All lines in the data bearing the string "Disagree" should be identified and copied.
○ ○ ○
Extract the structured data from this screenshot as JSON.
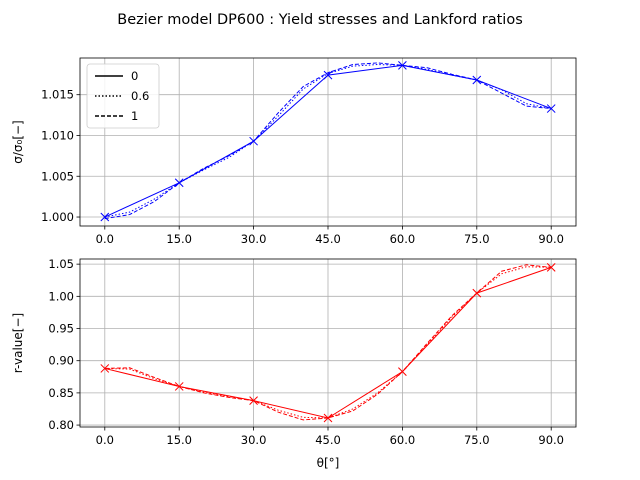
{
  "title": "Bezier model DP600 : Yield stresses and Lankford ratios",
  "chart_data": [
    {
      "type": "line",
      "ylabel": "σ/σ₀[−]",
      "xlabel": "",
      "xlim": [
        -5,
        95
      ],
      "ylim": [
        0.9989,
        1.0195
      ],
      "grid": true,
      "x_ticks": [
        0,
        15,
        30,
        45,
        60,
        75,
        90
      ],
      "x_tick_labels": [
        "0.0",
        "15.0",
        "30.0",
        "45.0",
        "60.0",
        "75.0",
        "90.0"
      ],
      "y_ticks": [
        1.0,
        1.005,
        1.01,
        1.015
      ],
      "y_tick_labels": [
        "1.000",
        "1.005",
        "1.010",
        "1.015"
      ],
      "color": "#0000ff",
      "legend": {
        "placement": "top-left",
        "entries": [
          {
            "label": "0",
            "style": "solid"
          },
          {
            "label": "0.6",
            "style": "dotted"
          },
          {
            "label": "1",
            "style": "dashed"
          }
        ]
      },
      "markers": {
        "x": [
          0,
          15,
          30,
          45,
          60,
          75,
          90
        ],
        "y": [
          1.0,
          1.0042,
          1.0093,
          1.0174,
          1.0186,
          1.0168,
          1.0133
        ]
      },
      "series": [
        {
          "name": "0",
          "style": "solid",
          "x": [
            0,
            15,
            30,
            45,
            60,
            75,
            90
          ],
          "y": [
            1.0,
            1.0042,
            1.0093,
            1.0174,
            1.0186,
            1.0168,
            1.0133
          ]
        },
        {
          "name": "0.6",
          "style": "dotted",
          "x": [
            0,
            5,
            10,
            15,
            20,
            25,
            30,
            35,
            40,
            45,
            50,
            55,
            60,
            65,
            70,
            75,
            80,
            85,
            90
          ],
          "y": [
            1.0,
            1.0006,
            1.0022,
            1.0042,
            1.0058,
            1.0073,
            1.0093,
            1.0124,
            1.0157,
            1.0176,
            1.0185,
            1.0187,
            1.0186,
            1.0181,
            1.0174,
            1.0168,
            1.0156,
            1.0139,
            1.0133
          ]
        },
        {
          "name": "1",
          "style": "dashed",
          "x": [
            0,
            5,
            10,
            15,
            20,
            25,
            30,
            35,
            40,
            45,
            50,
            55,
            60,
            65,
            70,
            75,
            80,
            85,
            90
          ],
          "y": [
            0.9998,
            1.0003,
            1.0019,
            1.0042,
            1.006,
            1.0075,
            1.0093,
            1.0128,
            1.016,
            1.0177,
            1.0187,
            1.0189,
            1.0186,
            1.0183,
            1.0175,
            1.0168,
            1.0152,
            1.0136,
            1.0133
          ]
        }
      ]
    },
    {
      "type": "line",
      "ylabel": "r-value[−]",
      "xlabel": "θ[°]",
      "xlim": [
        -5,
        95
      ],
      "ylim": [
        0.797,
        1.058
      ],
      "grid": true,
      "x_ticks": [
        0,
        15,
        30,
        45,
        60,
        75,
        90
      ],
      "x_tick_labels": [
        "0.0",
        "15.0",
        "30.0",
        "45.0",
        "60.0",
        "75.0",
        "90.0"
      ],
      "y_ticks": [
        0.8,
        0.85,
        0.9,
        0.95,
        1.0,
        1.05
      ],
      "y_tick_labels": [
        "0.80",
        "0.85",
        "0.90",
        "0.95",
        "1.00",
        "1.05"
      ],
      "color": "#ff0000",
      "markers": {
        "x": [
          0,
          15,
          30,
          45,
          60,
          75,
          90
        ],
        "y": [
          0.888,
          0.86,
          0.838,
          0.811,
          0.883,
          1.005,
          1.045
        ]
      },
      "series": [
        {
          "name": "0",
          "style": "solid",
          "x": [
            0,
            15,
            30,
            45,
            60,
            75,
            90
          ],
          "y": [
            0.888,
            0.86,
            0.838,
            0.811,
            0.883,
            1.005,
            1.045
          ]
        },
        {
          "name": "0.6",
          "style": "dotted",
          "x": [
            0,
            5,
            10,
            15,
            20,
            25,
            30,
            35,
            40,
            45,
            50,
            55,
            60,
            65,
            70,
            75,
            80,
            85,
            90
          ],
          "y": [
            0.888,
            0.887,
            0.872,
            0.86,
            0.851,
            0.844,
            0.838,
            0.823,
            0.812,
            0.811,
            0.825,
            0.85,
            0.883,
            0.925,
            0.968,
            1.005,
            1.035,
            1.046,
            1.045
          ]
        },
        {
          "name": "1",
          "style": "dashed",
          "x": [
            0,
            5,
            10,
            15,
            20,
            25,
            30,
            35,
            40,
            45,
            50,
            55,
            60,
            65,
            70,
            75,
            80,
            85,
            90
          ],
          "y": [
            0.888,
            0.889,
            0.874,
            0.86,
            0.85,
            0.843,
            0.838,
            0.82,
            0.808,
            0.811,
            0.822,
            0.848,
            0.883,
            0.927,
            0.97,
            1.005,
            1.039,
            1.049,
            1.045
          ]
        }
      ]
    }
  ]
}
○ ○ ○
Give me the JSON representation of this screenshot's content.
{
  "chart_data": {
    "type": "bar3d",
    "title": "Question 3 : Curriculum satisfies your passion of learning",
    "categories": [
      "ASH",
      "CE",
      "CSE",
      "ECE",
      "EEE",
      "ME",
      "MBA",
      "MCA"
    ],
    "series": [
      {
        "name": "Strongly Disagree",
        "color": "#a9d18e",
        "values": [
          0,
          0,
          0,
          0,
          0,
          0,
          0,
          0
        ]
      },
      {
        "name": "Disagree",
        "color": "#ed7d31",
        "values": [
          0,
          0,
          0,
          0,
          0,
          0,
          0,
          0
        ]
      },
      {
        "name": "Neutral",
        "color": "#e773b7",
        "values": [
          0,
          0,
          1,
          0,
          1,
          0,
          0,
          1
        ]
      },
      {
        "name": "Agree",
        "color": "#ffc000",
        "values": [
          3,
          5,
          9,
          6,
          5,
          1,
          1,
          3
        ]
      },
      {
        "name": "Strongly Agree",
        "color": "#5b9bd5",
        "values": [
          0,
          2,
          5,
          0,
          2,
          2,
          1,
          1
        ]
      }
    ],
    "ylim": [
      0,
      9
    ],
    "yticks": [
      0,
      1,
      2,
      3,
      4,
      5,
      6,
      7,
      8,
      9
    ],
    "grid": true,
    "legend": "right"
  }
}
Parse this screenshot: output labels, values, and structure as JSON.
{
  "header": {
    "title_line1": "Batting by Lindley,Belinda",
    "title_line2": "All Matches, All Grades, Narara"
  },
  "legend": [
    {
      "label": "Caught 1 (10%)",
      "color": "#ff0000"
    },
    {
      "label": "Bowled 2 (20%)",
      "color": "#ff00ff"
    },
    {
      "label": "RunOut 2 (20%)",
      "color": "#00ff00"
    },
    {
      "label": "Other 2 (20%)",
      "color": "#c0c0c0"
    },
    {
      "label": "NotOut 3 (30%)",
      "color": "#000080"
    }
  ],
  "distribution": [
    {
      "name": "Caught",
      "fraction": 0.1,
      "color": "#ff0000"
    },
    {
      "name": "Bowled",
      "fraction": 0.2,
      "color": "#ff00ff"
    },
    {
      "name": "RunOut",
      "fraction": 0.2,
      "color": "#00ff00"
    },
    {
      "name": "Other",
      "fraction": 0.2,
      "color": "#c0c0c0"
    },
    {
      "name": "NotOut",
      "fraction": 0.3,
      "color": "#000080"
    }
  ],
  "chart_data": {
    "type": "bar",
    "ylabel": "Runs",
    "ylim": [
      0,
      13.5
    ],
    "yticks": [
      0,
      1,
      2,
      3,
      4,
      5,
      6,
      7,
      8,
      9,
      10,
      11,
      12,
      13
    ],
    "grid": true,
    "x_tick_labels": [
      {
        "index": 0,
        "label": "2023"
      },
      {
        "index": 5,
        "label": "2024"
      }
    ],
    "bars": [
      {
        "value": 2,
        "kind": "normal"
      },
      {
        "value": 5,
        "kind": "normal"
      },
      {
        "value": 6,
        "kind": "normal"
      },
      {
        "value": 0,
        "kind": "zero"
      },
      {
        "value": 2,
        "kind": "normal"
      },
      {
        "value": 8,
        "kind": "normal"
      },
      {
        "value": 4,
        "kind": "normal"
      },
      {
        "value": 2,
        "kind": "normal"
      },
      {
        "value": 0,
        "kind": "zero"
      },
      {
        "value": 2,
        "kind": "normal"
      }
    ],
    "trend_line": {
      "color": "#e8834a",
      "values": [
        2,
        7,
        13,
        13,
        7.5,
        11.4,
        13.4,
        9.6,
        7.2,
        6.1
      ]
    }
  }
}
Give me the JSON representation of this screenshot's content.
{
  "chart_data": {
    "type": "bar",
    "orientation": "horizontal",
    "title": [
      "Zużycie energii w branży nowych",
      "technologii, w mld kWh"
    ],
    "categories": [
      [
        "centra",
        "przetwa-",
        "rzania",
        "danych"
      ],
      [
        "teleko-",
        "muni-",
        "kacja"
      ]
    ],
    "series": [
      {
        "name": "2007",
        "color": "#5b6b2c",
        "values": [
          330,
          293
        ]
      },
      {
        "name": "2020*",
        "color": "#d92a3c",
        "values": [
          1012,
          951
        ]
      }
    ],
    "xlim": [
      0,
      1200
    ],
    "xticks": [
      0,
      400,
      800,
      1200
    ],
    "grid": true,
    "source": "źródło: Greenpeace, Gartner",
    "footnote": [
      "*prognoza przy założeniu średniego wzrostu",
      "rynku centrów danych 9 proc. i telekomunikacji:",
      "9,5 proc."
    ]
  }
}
○ ○ ○
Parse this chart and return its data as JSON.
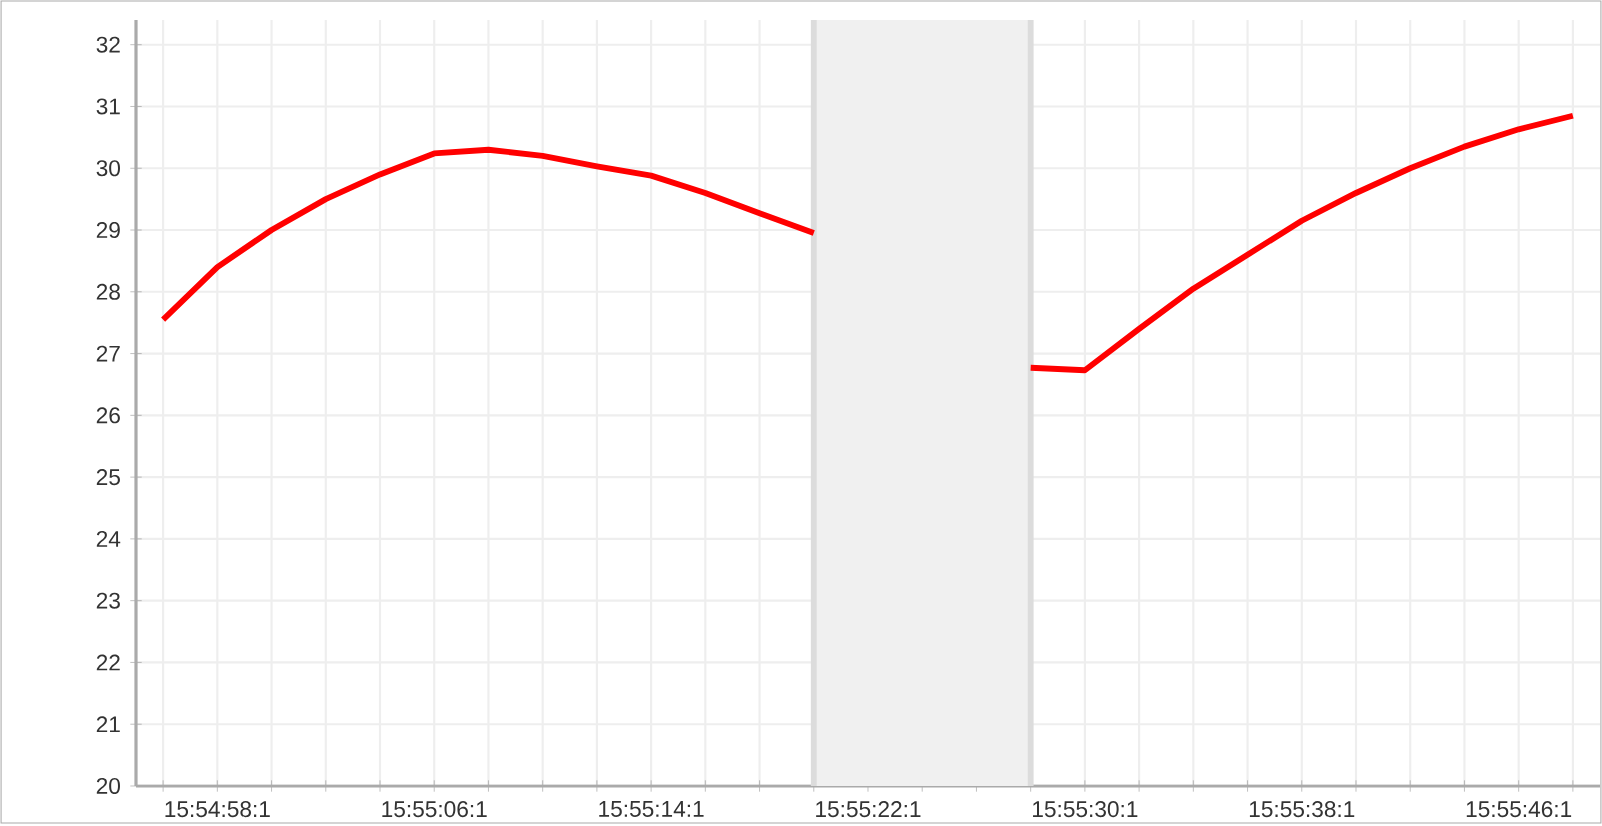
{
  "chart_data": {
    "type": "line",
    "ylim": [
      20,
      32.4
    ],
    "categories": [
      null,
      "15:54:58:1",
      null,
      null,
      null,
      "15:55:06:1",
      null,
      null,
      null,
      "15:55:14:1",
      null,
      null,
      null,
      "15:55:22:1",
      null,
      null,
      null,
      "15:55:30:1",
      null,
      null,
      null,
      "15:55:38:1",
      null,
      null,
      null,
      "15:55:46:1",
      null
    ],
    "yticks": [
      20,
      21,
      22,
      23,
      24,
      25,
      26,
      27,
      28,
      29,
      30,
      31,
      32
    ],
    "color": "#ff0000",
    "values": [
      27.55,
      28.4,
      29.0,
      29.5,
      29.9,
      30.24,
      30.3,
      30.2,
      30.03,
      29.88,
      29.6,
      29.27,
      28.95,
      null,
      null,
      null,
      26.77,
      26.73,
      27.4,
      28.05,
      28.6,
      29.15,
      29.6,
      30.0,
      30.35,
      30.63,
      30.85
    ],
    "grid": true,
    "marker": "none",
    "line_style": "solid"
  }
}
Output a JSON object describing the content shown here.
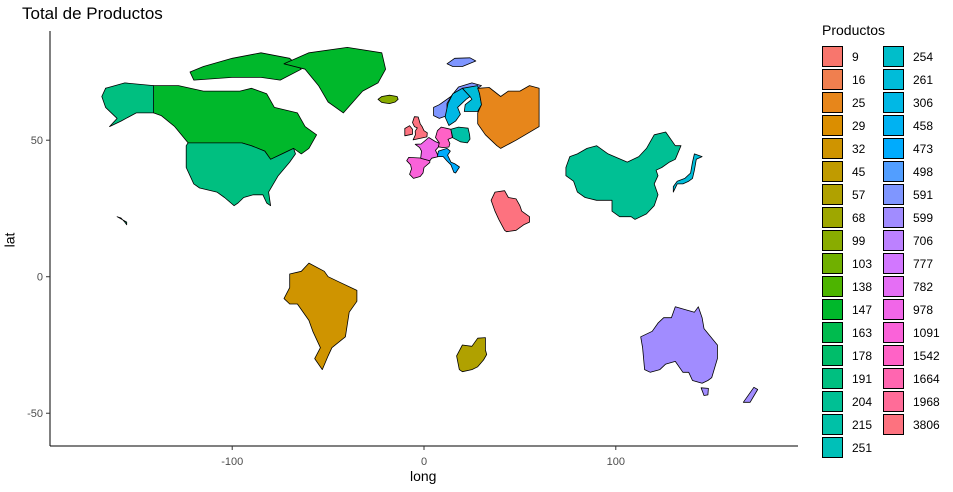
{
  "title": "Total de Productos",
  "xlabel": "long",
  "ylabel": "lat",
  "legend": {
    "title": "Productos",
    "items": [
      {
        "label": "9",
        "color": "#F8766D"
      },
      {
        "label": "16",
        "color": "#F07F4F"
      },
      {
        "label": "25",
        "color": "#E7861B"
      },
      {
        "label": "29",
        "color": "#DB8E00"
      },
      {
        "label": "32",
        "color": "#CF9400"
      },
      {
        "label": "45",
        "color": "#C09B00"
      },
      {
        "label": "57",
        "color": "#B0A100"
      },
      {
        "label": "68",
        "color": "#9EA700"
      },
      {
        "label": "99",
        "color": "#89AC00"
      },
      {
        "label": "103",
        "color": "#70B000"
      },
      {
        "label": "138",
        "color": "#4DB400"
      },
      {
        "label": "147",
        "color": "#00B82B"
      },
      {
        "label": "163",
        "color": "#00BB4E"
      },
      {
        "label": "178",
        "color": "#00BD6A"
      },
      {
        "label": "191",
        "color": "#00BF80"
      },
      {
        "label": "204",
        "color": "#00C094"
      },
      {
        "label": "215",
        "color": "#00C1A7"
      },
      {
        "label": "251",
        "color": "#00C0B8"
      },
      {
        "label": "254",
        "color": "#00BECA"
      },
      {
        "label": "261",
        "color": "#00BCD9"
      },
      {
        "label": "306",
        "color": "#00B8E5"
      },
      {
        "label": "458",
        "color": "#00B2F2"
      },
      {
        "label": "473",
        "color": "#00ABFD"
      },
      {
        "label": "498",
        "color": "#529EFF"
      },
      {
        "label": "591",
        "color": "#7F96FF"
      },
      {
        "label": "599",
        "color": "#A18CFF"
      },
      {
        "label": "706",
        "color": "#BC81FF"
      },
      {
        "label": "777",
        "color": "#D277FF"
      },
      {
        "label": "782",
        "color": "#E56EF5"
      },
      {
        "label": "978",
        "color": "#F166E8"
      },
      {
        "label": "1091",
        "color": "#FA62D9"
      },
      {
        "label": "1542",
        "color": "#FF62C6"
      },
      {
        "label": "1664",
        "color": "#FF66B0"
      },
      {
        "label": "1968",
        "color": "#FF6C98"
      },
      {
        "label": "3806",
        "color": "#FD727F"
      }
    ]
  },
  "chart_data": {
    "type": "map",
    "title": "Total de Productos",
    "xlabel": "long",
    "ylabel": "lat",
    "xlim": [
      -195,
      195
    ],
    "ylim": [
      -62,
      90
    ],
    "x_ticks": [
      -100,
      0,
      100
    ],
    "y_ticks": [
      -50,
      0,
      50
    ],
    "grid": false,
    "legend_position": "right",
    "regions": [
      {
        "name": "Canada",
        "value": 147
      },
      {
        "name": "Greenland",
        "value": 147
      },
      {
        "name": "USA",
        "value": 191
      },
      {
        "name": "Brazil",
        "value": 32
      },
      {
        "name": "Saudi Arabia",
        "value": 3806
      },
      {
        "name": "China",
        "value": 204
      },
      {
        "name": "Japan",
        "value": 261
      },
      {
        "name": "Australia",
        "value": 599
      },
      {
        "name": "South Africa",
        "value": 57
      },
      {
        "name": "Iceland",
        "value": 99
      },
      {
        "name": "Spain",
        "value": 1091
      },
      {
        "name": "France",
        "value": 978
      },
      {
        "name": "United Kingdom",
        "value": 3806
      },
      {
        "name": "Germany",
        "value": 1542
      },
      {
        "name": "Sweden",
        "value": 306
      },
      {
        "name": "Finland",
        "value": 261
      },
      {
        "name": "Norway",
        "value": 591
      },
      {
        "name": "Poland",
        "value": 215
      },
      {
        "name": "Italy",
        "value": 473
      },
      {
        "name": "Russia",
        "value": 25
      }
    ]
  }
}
○ ○ ○
| EXERCISE RESPONSE |
        "name": "Strongly Disagree",
        "name": "Disagree",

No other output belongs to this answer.